* Begin Data provided *

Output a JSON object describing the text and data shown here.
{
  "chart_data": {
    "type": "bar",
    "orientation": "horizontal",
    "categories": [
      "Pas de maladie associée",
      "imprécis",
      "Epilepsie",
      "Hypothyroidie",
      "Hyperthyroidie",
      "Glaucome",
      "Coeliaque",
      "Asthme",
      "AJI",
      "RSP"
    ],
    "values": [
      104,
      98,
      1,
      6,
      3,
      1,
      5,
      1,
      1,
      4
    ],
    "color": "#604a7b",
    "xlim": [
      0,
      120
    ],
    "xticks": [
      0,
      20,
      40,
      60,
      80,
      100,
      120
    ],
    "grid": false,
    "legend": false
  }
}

* End Data provided *

▸ Written problem
Transcribe the data above in full, exactly.

▸ Complete response
Output a JSON object describing the text and data shown here.
{
  "chart_data": {
    "type": "bar",
    "orientation": "horizontal",
    "categories": [
      "Pas de maladie associée",
      "imprécis",
      "Epilepsie",
      "Hypothyroidie",
      "Hyperthyroidie",
      "Glaucome",
      "Coeliaque",
      "Asthme",
      "AJI",
      "RSP"
    ],
    "values": [
      104,
      98,
      1,
      6,
      3,
      1,
      5,
      1,
      1,
      4
    ],
    "color": "#604a7b",
    "xlim": [
      0,
      120
    ],
    "xticks": [
      0,
      20,
      40,
      60,
      80,
      100,
      120
    ],
    "grid": false,
    "legend": false
  }
}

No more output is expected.